SUPPLIED DATA:

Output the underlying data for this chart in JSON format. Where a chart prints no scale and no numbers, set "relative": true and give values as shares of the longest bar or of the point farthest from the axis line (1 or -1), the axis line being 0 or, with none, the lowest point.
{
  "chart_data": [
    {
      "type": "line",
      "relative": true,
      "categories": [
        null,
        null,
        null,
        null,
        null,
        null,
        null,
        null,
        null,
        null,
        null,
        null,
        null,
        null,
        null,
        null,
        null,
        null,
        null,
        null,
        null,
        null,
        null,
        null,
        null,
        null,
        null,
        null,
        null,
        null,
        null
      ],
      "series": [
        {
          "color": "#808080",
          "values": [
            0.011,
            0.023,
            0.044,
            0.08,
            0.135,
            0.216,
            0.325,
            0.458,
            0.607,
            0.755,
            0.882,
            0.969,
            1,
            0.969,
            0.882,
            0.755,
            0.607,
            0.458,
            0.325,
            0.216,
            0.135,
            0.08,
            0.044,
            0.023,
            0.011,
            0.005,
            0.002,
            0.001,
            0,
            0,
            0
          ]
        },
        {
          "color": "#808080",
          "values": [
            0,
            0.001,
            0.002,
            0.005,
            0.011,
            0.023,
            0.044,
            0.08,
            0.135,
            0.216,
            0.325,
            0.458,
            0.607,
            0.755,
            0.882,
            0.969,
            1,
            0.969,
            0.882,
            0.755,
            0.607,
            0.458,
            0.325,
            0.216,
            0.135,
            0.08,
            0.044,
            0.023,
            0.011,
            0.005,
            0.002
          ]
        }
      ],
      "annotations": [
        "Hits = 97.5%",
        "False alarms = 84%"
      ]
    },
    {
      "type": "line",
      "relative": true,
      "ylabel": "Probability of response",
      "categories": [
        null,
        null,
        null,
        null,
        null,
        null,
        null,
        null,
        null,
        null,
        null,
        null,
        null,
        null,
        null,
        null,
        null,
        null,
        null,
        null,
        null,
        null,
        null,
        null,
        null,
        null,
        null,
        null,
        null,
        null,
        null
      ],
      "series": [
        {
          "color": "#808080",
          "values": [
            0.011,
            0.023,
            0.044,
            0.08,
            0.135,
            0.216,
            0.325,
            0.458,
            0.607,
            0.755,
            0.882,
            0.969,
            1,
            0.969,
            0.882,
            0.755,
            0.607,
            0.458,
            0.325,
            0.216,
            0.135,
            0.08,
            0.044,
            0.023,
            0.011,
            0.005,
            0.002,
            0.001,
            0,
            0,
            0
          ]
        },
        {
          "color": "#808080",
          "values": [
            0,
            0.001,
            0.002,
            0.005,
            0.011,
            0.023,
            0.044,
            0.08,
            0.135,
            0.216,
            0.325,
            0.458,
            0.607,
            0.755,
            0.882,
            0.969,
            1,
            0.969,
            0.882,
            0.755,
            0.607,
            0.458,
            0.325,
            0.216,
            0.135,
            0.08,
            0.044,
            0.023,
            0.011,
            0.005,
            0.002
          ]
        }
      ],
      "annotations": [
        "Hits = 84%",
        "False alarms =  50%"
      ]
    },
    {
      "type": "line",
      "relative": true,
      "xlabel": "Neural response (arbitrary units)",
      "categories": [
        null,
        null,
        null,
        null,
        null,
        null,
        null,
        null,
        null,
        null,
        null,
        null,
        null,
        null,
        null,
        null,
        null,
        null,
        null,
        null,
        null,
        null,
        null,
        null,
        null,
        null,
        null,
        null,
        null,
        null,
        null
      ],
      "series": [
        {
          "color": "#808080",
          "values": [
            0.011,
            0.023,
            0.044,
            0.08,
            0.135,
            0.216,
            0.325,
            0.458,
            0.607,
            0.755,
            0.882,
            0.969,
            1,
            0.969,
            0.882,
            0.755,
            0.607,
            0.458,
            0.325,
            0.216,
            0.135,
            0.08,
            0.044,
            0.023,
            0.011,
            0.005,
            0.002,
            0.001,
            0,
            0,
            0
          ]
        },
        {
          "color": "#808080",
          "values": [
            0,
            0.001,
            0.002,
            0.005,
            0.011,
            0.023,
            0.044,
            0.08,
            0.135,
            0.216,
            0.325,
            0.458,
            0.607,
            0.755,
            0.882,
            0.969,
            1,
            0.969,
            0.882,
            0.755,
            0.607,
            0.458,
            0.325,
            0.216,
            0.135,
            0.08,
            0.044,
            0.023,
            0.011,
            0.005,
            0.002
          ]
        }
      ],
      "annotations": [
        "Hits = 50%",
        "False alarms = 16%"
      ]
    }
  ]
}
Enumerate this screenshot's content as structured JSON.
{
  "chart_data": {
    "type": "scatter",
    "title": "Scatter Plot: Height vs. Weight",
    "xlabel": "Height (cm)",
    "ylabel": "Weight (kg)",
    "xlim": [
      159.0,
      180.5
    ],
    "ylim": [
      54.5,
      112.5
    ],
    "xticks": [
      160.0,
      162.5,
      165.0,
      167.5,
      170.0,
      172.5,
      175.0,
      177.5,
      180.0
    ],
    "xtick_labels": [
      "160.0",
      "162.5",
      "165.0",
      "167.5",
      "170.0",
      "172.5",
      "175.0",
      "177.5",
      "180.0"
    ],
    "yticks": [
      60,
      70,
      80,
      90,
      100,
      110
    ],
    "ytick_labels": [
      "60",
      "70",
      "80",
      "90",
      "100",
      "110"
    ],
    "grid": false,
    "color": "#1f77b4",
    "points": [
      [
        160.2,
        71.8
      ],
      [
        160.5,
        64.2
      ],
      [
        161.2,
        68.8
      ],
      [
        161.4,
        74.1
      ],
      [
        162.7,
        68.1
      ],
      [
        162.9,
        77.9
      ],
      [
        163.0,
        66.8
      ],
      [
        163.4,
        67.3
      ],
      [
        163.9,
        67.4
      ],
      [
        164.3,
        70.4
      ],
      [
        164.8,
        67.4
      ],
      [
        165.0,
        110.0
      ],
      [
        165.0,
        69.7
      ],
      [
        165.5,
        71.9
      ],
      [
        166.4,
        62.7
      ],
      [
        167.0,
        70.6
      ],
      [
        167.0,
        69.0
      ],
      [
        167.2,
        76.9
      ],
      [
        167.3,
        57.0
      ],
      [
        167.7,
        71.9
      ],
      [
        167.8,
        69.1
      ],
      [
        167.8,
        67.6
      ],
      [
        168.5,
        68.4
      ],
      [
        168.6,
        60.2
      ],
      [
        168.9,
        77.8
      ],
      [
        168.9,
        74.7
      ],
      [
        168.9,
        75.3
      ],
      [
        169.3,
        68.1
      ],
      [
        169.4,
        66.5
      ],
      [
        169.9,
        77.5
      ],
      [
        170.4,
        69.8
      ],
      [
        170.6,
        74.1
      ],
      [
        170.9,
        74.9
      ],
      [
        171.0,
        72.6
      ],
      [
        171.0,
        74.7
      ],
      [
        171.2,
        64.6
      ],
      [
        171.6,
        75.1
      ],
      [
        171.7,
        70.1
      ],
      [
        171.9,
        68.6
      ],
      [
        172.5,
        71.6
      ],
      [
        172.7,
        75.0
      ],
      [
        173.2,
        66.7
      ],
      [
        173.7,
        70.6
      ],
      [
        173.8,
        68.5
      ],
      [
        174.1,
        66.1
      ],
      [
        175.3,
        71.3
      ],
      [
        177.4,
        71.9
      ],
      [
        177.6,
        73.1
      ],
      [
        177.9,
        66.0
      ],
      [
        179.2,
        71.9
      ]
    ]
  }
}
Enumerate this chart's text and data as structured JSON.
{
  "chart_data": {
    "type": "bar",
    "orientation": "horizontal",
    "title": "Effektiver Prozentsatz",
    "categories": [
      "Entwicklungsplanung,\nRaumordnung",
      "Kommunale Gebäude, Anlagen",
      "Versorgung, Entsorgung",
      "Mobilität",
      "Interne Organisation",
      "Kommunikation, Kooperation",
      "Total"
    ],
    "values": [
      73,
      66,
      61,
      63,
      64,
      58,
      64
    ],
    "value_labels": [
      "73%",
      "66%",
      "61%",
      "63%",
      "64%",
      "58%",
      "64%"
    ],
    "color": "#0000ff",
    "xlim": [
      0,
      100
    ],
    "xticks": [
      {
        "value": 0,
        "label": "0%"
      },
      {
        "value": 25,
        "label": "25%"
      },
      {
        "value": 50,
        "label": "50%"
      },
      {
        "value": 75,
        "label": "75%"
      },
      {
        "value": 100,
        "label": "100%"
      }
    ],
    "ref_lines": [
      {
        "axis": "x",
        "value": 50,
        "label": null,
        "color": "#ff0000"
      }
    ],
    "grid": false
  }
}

DIRECTIVE:
Output only the lines running from the line with "Enumerate this chart's" through the final line of the data, inclusive.

EXERCISE RESULT:
Enumerate this chart's text and data as structured JSON.
{
  "chart_data": {
    "type": "bar",
    "orientation": "horizontal",
    "title": "Effektiver Prozentsatz",
    "categories": [
      "Entwicklungsplanung,\nRaumordnung",
      "Kommunale Gebäude, Anlagen",
      "Versorgung, Entsorgung",
      "Mobilität",
      "Interne Organisation",
      "Kommunikation, Kooperation",
      "Total"
    ],
    "values": [
      73,
      66,
      61,
      63,
      64,
      58,
      64
    ],
    "value_labels": [
      "73%",
      "66%",
      "61%",
      "63%",
      "64%",
      "58%",
      "64%"
    ],
    "color": "#0000ff",
    "xlim": [
      0,
      100
    ],
    "xticks": [
      {
        "value": 0,
        "label": "0%"
      },
      {
        "value": 25,
        "label": "25%"
      },
      {
        "value": 50,
        "label": "50%"
      },
      {
        "value": 75,
        "label": "75%"
      },
      {
        "value": 100,
        "label": "100%"
      }
    ],
    "ref_lines": [
      {
        "axis": "x",
        "value": 50,
        "label": null,
        "color": "#ff0000"
      }
    ],
    "grid": false
  }
}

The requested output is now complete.